> What is being asked:
Which lines hold the word "author"? Copy each of them.

-- BEGIN Given records --

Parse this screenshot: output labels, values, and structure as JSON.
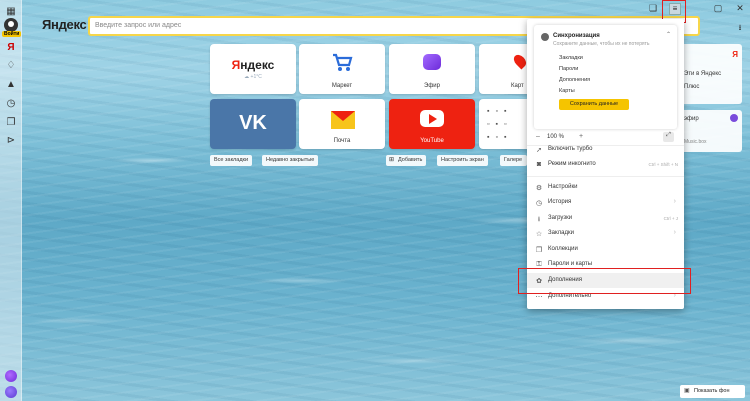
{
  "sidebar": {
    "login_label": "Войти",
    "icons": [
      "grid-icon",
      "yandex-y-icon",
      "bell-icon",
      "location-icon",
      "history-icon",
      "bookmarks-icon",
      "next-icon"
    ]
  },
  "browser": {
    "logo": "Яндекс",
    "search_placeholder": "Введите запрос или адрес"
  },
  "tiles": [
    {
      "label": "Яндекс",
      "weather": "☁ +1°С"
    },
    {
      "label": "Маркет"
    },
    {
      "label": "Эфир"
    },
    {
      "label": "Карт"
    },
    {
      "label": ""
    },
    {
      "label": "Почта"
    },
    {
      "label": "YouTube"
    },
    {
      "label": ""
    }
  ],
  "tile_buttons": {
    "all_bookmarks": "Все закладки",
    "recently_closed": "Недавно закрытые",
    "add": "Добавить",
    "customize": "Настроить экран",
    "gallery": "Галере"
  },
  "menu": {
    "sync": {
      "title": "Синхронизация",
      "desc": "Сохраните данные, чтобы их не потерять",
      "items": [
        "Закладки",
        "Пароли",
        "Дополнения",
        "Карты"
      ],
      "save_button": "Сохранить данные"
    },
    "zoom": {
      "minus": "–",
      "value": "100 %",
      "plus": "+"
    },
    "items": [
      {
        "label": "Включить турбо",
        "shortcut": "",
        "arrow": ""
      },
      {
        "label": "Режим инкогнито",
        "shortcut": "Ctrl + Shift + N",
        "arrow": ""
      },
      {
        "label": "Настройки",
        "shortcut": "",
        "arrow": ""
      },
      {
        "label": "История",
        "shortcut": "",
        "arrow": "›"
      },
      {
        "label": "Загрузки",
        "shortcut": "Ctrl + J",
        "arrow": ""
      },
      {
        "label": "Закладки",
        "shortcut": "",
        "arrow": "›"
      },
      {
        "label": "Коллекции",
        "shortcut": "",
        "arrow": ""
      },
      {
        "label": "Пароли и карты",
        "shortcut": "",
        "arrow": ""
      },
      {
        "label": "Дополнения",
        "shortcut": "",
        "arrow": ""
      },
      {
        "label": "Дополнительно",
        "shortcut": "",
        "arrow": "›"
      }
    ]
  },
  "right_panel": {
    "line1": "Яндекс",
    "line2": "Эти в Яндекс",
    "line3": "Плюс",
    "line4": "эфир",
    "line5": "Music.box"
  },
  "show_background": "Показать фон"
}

-- END Given records --
-- BEGIN Given records --

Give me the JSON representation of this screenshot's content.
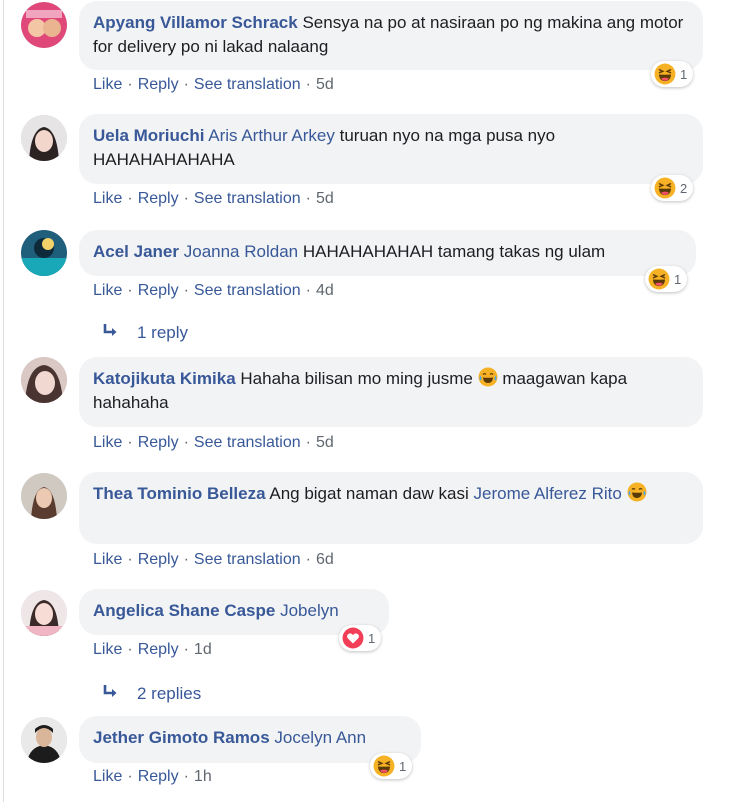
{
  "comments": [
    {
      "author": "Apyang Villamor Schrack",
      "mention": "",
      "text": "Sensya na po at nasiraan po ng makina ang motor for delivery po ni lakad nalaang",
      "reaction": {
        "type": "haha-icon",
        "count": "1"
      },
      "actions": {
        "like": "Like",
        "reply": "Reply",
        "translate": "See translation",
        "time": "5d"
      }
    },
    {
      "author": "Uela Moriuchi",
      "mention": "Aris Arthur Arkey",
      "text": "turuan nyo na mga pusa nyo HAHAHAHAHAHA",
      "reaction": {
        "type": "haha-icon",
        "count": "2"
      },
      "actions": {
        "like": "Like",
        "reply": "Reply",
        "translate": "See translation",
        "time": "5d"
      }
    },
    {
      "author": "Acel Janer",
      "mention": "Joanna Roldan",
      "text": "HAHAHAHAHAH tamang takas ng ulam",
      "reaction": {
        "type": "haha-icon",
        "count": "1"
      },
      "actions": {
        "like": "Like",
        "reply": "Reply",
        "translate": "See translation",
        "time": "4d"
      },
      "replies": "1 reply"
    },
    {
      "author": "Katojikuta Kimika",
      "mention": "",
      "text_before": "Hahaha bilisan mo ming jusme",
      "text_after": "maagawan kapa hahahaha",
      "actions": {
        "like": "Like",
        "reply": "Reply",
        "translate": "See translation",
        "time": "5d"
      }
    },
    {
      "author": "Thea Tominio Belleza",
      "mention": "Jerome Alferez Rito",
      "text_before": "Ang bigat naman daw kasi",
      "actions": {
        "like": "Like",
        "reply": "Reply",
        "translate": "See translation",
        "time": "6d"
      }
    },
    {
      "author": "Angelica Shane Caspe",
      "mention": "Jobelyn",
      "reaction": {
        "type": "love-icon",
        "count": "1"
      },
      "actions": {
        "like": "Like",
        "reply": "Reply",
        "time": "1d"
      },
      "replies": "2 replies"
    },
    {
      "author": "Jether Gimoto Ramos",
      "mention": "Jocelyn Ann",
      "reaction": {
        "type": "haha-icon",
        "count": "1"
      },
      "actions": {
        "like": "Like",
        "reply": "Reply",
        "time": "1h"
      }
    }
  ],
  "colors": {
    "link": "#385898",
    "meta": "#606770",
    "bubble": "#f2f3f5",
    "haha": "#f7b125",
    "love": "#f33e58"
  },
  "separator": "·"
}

-- END Given records --

> The reply:
      "author": "Apyang Villamor Schrack",
      "author": "Uela Moriuchi",
      "author": "Acel Janer",
      "author": "Katojikuta Kimika",
      "author": "Thea Tominio Belleza",
      "author": "Angelica Shane Caspe",
      "author": "Jether Gimoto Ramos",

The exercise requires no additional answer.